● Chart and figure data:
-- start --

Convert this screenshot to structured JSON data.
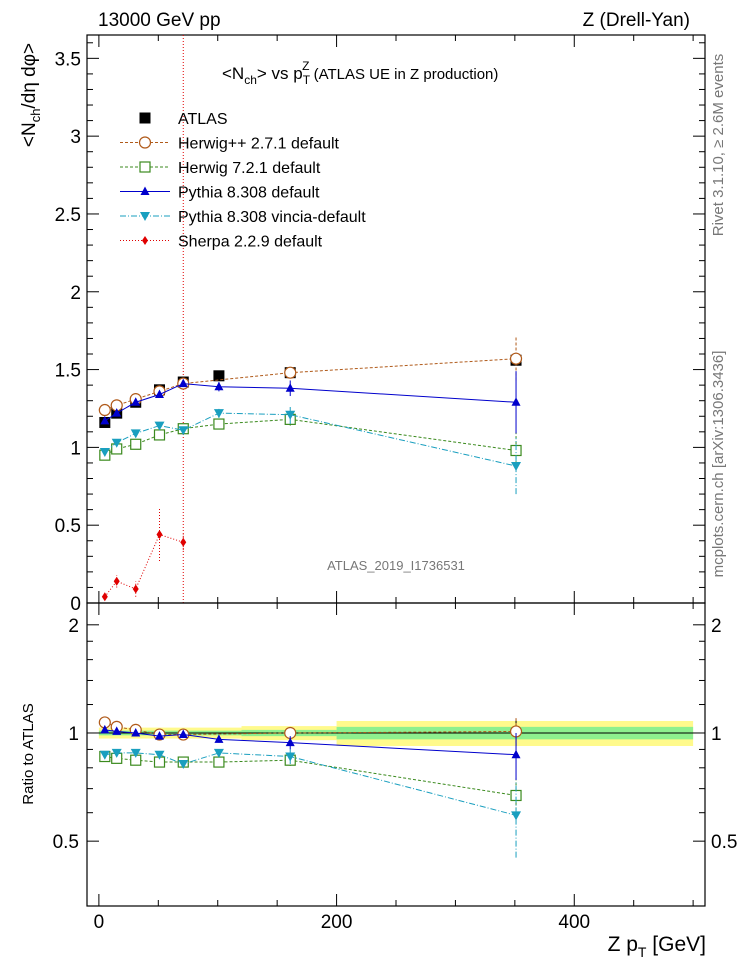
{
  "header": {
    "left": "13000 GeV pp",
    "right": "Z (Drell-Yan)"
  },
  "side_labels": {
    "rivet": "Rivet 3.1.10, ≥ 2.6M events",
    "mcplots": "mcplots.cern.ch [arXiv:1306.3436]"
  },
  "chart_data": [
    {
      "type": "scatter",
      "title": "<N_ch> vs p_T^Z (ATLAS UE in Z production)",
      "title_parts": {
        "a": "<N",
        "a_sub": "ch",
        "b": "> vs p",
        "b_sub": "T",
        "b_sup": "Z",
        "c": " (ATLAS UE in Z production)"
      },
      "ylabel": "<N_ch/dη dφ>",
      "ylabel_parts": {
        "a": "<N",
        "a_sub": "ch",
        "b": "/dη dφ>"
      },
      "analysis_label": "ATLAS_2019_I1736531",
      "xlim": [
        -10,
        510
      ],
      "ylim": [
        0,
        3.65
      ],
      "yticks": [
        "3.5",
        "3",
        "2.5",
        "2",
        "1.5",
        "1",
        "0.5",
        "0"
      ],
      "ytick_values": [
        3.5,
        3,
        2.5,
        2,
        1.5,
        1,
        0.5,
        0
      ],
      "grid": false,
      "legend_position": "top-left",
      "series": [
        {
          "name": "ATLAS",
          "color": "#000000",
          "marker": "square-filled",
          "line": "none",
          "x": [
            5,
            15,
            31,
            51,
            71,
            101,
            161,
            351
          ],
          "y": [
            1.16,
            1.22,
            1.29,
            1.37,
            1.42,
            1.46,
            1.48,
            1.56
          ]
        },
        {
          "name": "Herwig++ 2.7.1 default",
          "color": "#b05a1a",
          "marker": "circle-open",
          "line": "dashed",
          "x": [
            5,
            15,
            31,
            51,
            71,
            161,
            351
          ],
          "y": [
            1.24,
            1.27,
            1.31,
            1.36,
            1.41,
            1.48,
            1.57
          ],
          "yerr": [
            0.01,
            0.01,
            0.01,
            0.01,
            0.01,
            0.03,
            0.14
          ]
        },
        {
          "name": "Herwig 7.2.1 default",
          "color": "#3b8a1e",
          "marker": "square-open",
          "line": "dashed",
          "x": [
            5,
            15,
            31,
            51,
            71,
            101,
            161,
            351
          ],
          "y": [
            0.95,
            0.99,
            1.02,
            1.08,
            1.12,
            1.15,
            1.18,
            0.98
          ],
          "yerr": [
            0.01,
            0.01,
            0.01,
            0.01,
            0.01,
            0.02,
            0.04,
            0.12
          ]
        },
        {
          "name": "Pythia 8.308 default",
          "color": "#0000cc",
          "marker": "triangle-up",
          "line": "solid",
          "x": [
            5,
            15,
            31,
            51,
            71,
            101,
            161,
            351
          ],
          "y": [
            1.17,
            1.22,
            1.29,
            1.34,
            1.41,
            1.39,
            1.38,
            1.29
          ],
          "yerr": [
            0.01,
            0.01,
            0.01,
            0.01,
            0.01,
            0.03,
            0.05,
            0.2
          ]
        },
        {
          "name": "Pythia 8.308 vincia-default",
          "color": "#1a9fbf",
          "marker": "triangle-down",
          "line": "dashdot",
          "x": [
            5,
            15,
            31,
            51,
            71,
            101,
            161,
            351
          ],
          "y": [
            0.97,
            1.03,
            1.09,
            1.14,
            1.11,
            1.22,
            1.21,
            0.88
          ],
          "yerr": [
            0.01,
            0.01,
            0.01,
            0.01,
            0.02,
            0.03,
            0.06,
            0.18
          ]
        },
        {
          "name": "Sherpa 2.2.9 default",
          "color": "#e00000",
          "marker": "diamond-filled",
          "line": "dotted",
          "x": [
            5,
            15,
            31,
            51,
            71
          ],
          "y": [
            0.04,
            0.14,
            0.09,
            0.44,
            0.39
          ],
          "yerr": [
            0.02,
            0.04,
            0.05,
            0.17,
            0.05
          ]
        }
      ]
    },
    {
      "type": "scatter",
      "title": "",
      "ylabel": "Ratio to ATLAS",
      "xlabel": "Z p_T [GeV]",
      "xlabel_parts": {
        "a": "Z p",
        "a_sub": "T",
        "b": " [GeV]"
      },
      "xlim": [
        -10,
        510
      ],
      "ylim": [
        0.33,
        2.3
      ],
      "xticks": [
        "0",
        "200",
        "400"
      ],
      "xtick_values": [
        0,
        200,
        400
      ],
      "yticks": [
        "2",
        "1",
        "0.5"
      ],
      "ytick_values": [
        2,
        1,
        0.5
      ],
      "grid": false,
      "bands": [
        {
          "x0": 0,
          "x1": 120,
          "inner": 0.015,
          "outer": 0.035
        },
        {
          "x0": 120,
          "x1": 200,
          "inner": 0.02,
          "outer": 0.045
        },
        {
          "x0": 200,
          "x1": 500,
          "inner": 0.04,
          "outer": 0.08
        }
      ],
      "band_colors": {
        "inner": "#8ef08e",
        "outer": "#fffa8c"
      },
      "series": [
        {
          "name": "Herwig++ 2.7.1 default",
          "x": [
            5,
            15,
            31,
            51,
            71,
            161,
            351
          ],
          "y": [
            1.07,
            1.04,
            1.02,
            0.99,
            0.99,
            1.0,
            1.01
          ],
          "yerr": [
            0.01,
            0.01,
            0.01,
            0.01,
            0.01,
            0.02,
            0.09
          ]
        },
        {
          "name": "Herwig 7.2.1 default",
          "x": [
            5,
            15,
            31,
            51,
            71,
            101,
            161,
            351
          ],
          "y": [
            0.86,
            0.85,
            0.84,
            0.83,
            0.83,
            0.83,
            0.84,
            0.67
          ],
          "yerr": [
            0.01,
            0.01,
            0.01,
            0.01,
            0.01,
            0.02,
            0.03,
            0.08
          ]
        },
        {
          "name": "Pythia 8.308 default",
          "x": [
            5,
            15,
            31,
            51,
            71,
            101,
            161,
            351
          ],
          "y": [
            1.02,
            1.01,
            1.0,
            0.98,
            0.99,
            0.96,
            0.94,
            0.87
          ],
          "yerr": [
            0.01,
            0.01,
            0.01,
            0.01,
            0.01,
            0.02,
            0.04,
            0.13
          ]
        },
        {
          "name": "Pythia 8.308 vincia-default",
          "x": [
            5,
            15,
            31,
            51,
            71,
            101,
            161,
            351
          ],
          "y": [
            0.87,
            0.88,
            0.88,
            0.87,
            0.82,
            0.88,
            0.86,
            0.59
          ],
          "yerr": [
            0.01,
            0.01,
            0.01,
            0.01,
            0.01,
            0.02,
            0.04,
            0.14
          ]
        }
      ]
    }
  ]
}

-- end --

● Exercise: Check every line of the records above for the string "filled" and say how many contain it, giving the number alone.

● Full answer: 2